### SHORT TASK
Set down all of the data exactly as it appears.

### INPUT RECORDS
-- BEGIN --

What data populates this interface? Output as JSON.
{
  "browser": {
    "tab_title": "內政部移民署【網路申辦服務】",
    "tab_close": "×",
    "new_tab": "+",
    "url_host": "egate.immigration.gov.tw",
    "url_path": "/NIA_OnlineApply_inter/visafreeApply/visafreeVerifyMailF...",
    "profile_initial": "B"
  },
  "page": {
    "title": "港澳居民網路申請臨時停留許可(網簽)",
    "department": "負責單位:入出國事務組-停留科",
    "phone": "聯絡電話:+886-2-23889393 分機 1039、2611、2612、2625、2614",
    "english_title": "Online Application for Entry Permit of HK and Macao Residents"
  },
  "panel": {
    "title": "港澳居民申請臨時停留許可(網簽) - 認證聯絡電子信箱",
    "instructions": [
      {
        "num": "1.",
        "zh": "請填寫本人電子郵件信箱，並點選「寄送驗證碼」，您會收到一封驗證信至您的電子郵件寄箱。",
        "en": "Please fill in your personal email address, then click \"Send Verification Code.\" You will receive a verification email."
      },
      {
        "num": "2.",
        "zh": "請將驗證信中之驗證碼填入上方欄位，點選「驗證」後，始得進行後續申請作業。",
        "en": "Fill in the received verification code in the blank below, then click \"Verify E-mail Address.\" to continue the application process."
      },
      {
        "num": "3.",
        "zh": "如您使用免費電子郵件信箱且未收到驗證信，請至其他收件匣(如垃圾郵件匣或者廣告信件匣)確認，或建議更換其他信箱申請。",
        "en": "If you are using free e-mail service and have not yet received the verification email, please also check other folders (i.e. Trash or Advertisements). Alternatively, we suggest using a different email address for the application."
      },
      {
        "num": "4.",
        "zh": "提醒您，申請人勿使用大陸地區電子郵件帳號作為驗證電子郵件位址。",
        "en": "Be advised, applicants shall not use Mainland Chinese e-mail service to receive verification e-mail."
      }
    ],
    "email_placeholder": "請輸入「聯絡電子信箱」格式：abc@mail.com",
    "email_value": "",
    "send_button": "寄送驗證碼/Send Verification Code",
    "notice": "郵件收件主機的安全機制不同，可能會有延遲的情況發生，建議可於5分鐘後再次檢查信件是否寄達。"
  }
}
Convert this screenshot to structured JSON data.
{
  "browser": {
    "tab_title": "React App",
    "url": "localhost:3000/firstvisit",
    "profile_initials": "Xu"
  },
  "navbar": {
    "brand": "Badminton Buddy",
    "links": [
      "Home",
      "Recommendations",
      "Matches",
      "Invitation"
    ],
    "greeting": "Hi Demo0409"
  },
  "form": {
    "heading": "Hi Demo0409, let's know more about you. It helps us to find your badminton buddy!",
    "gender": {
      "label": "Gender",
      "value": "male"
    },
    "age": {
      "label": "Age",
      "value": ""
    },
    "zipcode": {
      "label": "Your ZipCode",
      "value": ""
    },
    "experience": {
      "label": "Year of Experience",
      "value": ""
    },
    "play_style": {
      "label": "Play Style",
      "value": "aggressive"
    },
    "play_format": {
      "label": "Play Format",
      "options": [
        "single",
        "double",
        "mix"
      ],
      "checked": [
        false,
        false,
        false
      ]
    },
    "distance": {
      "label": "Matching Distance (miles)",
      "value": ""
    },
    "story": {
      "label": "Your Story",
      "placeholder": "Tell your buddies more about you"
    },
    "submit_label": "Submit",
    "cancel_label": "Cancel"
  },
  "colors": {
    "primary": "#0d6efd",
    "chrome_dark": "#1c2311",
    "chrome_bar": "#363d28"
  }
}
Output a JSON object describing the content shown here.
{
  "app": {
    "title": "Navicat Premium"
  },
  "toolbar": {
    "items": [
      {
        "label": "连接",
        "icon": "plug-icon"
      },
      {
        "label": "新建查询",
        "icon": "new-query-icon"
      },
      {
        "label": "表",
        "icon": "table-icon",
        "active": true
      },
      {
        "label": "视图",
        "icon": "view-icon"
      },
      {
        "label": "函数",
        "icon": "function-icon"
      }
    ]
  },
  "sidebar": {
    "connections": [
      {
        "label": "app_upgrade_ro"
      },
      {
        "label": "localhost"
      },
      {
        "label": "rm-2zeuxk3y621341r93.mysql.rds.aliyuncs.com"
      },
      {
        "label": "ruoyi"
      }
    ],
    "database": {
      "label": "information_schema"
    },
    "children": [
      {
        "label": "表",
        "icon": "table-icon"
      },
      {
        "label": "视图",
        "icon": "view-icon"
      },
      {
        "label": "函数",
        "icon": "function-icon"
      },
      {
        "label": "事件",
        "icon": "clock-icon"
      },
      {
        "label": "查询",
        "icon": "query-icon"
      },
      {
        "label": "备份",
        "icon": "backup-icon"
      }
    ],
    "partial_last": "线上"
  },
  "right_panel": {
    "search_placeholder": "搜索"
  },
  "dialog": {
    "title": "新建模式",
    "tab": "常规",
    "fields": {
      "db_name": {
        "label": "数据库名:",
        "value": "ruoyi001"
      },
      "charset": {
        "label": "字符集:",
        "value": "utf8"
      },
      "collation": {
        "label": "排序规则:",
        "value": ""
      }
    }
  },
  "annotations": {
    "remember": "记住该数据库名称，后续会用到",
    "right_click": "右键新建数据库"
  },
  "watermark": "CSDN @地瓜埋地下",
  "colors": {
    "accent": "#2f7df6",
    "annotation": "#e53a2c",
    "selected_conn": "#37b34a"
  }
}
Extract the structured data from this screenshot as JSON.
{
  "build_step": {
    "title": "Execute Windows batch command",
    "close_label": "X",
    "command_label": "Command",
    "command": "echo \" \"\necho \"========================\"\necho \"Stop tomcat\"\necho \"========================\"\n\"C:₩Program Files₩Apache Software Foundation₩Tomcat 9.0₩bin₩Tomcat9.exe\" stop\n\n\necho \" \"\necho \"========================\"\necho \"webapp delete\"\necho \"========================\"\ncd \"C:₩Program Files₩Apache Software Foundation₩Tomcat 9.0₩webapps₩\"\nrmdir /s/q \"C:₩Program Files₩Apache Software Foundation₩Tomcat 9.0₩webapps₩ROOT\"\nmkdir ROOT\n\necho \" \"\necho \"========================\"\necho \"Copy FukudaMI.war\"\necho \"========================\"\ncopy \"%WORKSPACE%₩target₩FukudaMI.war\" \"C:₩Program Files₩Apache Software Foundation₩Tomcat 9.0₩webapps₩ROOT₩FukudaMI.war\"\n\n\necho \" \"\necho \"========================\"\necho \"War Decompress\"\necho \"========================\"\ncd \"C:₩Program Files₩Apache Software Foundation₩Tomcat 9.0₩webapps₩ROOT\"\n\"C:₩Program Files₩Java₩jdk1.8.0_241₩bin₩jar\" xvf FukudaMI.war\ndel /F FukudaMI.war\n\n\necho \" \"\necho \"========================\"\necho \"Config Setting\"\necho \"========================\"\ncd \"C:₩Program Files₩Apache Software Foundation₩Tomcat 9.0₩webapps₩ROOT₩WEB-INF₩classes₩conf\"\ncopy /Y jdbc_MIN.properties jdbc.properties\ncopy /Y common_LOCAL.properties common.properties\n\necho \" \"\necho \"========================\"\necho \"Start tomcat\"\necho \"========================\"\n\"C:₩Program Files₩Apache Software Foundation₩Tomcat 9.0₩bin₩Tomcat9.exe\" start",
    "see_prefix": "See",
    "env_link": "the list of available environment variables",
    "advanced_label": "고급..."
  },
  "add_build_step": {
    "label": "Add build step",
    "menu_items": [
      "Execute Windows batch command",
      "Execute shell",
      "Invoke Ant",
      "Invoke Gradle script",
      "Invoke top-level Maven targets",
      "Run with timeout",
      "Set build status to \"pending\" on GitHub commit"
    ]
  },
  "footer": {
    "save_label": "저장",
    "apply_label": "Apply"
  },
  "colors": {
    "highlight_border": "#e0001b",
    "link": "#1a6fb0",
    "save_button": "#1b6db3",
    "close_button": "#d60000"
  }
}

-- END --

### TASK RESULT
What data populates this interface? Output as JSON.
{
  "browser": {
    "tab_title": "內政部移民署【網路申辦服務】",
    "tab_close": "×",
    "new_tab": "+",
    "url_host": "egate.immigration.gov.tw",
    "url_path": "/NIA_OnlineApply_inter/visafreeApply/visafreeVerifyMailF...",
    "profile_initial": "B"
  },
  "page": {
    "title": "港澳居民網路申請臨時停留許可(網簽)",
    "department": "負責單位:入出國事務組-停留科",
    "phone": "聯絡電話:+886-2-23889393 分機 1039、2611、2612、2625、2614",
    "english_title": "Online Application for Entry Permit of HK and Macao Residents"
  },
  "panel": {
    "title": "港澳居民申請臨時停留許可(網簽) - 認證聯絡電子信箱",
    "instructions": [
      {
        "num": "1.",
        "zh": "請填寫本人電子郵件信箱，並點選「寄送驗證碼」，您會收到一封驗證信至您的電子郵件寄箱。",
        "en": "Please fill in your personal email address, then click \"Send Verification Code.\" You will receive a verification email."
      },
      {
        "num": "2.",
        "zh": "請將驗證信中之驗證碼填入上方欄位，點選「驗證」後，始得進行後續申請作業。",
        "en": "Fill in the received verification code in the blank below, then click \"Verify E-mail Address.\" to continue the application process."
      },
      {
        "num": "3.",
        "zh": "如您使用免費電子郵件信箱且未收到驗證信，請至其他收件匣(如垃圾郵件匣或者廣告信件匣)確認，或建議更換其他信箱申請。",
        "en": "If you are using free e-mail service and have not yet received the verification email, please also check other folders (i.e. Trash or Advertisements). Alternatively, we suggest using a different email address for the application."
      },
      {
        "num": "4.",
        "zh": "提醒您，申請人勿使用大陸地區電子郵件帳號作為驗證電子郵件位址。",
        "en": "Be advised, applicants shall not use Mainland Chinese e-mail service to receive verification e-mail."
      }
    ],
    "email_placeholder": "請輸入「聯絡電子信箱」格式：abc@mail.com",
    "email_value": "",
    "send_button": "寄送驗證碼/Send Verification Code",
    "notice": "郵件收件主機的安全機制不同，可能會有延遲的情況發生，建議可於5分鐘後再次檢查信件是否寄達。"
  }
}
Convert this screenshot to structured JSON data.
{
  "browser": {
    "tab_title": "React App",
    "url": "localhost:3000/firstvisit",
    "profile_initials": "Xu"
  },
  "navbar": {
    "brand": "Badminton Buddy",
    "links": [
      "Home",
      "Recommendations",
      "Matches",
      "Invitation"
    ],
    "greeting": "Hi Demo0409"
  },
  "form": {
    "heading": "Hi Demo0409, let's know more about you. It helps us to find your badminton buddy!",
    "gender": {
      "label": "Gender",
      "value": "male"
    },
    "age": {
      "label": "Age",
      "value": ""
    },
    "zipcode": {
      "label": "Your ZipCode",
      "value": ""
    },
    "experience": {
      "label": "Year of Experience",
      "value": ""
    },
    "play_style": {
      "label": "Play Style",
      "value": "aggressive"
    },
    "play_format": {
      "label": "Play Format",
      "options": [
        "single",
        "double",
        "mix"
      ],
      "checked": [
        false,
        false,
        false
      ]
    },
    "distance": {
      "label": "Matching Distance (miles)",
      "value": ""
    },
    "story": {
      "label": "Your Story",
      "placeholder": "Tell your buddies more about you"
    },
    "submit_label": "Submit",
    "cancel_label": "Cancel"
  },
  "colors": {
    "primary": "#0d6efd",
    "chrome_dark": "#1c2311",
    "chrome_bar": "#363d28"
  }
}
Output a JSON object describing the content shown here.
{
  "app": {
    "title": "Navicat Premium"
  },
  "toolbar": {
    "items": [
      {
        "label": "连接",
        "icon": "plug-icon"
      },
      {
        "label": "新建查询",
        "icon": "new-query-icon"
      },
      {
        "label": "表",
        "icon": "table-icon",
        "active": true
      },
      {
        "label": "视图",
        "icon": "view-icon"
      },
      {
        "label": "函数",
        "icon": "function-icon"
      }
    ]
  },
  "sidebar": {
    "connections": [
      {
        "label": "app_upgrade_ro"
      },
      {
        "label": "localhost"
      },
      {
        "label": "rm-2zeuxk3y621341r93.mysql.rds.aliyuncs.com"
      },
      {
        "label": "ruoyi"
      }
    ],
    "database": {
      "label": "information_schema"
    },
    "children": [
      {
        "label": "表",
        "icon": "table-icon"
      },
      {
        "label": "视图",
        "icon": "view-icon"
      },
      {
        "label": "函数",
        "icon": "function-icon"
      },
      {
        "label": "事件",
        "icon": "clock-icon"
      },
      {
        "label": "查询",
        "icon": "query-icon"
      },
      {
        "label": "备份",
        "icon": "backup-icon"
      }
    ],
    "partial_last": "线上"
  },
  "right_panel": {
    "search_placeholder": "搜索"
  },
  "dialog": {
    "title": "新建模式",
    "tab": "常规",
    "fields": {
      "db_name": {
        "label": "数据库名:",
        "value": "ruoyi001"
      },
      "charset": {
        "label": "字符集:",
        "value": "utf8"
      },
      "collation": {
        "label": "排序规则:",
        "value": ""
      }
    }
  },
  "annotations": {
    "remember": "记住该数据库名称，后续会用到",
    "right_click": "右键新建数据库"
  },
  "watermark": "CSDN @地瓜埋地下",
  "colors": {
    "accent": "#2f7df6",
    "annotation": "#e53a2c",
    "selected_conn": "#37b34a"
  }
}
Extract the structured data from this screenshot as JSON.
{
  "build_step": {
    "title": "Execute Windows batch command",
    "close_label": "X",
    "command_label": "Command",
    "command": "echo \" \"\necho \"========================\"\necho \"Stop tomcat\"\necho \"========================\"\n\"C:₩Program Files₩Apache Software Foundation₩Tomcat 9.0₩bin₩Tomcat9.exe\" stop\n\n\necho \" \"\necho \"========================\"\necho \"webapp delete\"\necho \"========================\"\ncd \"C:₩Program Files₩Apache Software Foundation₩Tomcat 9.0₩webapps₩\"\nrmdir /s/q \"C:₩Program Files₩Apache Software Foundation₩Tomcat 9.0₩webapps₩ROOT\"\nmkdir ROOT\n\necho \" \"\necho \"========================\"\necho \"Copy FukudaMI.war\"\necho \"========================\"\ncopy \"%WORKSPACE%₩target₩FukudaMI.war\" \"C:₩Program Files₩Apache Software Foundation₩Tomcat 9.0₩webapps₩ROOT₩FukudaMI.war\"\n\n\necho \" \"\necho \"========================\"\necho \"War Decompress\"\necho \"========================\"\ncd \"C:₩Program Files₩Apache Software Foundation₩Tomcat 9.0₩webapps₩ROOT\"\n\"C:₩Program Files₩Java₩jdk1.8.0_241₩bin₩jar\" xvf FukudaMI.war\ndel /F FukudaMI.war\n\n\necho \" \"\necho \"========================\"\necho \"Config Setting\"\necho \"========================\"\ncd \"C:₩Program Files₩Apache Software Foundation₩Tomcat 9.0₩webapps₩ROOT₩WEB-INF₩classes₩conf\"\ncopy /Y jdbc_MIN.properties jdbc.properties\ncopy /Y common_LOCAL.properties common.properties\n\necho \" \"\necho \"========================\"\necho \"Start tomcat\"\necho \"========================\"\n\"C:₩Program Files₩Apache Software Foundation₩Tomcat 9.0₩bin₩Tomcat9.exe\" start",
    "see_prefix": "See",
    "env_link": "the list of available environment variables",
    "advanced_label": "고급..."
  },
  "add_build_step": {
    "label": "Add build step",
    "menu_items": [
      "Execute Windows batch command",
      "Execute shell",
      "Invoke Ant",
      "Invoke Gradle script",
      "Invoke top-level Maven targets",
      "Run with timeout",
      "Set build status to \"pending\" on GitHub commit"
    ]
  },
  "footer": {
    "save_label": "저장",
    "apply_label": "Apply"
  },
  "colors": {
    "highlight_border": "#e0001b",
    "link": "#1a6fb0",
    "save_button": "#1b6db3",
    "close_button": "#d60000"
  }
}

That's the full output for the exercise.